- _PROVIDED DATA_:
## start
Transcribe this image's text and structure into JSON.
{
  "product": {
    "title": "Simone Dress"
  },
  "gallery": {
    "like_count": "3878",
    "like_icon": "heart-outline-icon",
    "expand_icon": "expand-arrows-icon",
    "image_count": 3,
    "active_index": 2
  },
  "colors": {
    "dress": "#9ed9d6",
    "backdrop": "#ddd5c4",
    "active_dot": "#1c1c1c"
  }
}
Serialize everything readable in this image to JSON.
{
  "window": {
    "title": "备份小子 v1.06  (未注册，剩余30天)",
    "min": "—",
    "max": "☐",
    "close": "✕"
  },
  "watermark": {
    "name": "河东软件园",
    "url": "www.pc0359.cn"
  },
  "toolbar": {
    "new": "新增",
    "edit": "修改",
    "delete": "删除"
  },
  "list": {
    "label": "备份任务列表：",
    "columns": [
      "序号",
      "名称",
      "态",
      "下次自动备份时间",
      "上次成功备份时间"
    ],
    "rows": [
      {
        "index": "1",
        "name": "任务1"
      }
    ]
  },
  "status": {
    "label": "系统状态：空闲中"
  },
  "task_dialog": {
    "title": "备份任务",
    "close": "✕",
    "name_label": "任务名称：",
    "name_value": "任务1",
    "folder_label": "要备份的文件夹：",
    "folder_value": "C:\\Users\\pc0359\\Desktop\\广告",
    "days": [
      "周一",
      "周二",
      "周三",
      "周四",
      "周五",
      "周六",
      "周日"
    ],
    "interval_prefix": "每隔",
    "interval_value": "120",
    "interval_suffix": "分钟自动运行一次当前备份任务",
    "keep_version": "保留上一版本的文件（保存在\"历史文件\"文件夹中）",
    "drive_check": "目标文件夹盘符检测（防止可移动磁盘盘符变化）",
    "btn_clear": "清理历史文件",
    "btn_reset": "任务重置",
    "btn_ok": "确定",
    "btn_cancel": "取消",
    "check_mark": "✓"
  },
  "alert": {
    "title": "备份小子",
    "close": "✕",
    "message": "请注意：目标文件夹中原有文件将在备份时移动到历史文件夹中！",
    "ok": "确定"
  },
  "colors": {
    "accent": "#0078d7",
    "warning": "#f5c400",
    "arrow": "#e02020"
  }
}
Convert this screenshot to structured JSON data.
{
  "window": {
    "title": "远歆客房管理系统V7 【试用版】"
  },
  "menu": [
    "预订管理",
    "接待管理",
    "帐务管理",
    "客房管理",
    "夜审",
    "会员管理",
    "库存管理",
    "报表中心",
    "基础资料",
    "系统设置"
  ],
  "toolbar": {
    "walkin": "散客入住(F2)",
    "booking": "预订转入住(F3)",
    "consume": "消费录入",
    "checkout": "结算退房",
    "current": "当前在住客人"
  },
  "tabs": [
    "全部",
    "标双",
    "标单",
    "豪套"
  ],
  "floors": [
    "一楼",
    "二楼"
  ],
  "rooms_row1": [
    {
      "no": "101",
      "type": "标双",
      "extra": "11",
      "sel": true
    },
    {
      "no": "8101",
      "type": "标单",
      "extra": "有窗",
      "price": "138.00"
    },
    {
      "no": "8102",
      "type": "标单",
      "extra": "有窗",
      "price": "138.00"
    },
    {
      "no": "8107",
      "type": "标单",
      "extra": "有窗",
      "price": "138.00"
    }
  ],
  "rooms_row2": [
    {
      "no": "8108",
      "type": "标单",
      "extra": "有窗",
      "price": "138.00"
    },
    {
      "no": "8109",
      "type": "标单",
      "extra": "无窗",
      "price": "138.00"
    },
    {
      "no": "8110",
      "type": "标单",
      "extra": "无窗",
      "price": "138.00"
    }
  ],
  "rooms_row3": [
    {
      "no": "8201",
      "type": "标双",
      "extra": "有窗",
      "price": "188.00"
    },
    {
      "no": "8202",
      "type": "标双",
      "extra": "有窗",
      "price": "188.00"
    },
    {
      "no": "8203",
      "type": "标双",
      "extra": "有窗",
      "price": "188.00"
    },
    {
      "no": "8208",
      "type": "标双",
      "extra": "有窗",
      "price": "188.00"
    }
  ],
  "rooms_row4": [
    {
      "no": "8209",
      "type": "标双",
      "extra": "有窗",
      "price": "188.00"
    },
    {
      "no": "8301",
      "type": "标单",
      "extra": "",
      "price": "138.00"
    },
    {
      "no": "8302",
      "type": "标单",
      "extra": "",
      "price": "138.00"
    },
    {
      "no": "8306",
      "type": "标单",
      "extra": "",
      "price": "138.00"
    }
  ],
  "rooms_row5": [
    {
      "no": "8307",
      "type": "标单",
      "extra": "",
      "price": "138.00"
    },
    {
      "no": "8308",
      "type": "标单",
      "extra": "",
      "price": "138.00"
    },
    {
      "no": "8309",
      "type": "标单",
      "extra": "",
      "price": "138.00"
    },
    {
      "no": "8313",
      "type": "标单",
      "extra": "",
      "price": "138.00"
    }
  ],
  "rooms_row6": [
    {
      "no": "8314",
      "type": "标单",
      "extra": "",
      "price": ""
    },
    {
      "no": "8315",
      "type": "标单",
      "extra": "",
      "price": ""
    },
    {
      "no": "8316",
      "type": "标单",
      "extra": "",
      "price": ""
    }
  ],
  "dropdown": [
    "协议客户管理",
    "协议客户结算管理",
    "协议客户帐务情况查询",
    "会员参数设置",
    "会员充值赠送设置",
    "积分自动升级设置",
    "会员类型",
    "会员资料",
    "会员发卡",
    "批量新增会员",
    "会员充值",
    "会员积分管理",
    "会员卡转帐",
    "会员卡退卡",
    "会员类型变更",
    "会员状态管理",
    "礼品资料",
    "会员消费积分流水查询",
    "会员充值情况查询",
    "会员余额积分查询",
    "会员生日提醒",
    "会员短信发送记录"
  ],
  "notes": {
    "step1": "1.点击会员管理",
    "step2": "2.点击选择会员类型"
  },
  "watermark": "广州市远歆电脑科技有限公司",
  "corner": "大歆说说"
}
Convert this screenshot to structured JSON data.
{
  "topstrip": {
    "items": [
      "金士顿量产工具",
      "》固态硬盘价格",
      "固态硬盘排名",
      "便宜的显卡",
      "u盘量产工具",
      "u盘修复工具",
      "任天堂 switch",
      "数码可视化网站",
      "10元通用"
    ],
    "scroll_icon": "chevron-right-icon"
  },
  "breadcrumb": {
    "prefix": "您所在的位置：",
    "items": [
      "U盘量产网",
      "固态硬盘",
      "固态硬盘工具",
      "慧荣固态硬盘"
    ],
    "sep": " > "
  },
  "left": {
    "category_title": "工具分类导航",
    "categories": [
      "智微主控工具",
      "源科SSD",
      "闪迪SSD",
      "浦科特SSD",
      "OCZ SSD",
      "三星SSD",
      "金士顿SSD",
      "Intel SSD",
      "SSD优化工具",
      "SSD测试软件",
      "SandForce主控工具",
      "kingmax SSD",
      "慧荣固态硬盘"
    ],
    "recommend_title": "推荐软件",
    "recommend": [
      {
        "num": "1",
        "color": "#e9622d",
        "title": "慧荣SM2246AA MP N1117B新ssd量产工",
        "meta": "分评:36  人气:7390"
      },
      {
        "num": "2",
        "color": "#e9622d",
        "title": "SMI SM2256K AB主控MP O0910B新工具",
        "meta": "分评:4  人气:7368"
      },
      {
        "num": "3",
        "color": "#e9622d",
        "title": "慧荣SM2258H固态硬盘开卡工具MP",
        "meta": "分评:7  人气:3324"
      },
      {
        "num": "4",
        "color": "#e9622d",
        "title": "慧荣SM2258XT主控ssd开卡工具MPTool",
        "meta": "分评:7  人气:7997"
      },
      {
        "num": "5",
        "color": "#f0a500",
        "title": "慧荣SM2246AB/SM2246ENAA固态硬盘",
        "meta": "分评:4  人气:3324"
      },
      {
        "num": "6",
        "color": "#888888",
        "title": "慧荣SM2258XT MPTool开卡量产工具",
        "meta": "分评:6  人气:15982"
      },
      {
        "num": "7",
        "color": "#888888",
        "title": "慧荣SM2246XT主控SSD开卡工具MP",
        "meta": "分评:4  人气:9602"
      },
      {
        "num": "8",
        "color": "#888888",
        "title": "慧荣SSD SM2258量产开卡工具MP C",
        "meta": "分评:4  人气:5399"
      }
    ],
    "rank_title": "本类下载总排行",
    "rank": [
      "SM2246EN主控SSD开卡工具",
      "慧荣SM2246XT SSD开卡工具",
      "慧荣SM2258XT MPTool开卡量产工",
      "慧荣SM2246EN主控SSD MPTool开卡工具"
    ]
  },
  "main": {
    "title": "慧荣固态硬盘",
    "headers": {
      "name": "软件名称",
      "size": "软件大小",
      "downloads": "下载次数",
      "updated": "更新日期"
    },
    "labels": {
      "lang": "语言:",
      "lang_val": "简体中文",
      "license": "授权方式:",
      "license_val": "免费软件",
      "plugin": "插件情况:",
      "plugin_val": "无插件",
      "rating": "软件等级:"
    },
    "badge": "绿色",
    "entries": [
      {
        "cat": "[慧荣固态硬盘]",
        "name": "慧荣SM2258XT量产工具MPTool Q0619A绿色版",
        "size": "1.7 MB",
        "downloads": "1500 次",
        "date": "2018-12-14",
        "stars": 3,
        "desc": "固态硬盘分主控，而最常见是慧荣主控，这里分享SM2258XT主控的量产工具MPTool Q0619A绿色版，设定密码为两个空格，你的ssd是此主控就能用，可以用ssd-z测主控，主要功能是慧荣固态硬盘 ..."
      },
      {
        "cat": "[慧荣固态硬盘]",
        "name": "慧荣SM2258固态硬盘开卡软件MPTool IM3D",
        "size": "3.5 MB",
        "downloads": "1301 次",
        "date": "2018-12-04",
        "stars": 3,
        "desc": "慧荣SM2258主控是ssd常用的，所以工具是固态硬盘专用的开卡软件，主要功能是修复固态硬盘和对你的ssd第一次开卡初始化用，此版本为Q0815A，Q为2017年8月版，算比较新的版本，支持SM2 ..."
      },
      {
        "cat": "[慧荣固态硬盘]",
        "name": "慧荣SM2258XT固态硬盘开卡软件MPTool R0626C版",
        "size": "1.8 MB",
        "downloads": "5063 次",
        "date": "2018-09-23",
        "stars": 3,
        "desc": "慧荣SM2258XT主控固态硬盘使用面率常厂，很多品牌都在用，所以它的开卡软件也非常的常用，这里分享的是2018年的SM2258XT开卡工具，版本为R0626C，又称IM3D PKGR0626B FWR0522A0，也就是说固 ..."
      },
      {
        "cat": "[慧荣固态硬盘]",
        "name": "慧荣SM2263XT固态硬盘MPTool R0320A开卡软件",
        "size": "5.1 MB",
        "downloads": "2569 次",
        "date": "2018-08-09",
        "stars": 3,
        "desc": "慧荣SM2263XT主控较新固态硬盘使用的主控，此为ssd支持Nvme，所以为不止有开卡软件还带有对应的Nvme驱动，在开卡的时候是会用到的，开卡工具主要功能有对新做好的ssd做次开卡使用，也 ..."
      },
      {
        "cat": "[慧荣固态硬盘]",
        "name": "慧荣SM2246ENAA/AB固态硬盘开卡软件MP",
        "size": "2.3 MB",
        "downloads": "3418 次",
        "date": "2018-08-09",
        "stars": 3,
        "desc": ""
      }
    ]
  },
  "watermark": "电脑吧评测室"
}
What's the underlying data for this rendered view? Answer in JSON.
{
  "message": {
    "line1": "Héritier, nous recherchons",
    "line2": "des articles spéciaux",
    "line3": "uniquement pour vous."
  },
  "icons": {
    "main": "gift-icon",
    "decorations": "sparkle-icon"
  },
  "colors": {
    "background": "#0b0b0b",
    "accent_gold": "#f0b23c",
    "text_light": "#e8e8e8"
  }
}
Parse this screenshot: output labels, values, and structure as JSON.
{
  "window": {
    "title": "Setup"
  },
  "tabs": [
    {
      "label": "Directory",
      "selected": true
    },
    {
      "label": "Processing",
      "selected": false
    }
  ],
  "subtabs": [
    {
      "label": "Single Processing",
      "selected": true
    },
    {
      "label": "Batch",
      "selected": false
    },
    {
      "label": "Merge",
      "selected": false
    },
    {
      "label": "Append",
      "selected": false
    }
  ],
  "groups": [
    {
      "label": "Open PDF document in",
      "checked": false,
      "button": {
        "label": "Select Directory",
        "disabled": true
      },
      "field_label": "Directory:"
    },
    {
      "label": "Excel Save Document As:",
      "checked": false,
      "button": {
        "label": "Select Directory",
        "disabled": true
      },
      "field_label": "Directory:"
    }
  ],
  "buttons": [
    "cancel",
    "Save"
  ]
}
## end
- _REQUIRED WORK_:
Which lines of the material contain the string "meta"? List each of them.

- _ANSWER TO THE TASK_:
        "meta": "分评:36  人气:7390"
        "meta": "分评:4  人气:7368"
        "meta": "分评:7  人气:3324"
        "meta": "分评:7  人气:7997"
        "meta": "分评:4  人气:3324"
        "meta": "分评:6  人气:15982"
        "meta": "分评:4  人气:9602"
        "meta": "分评:4  人气:5399"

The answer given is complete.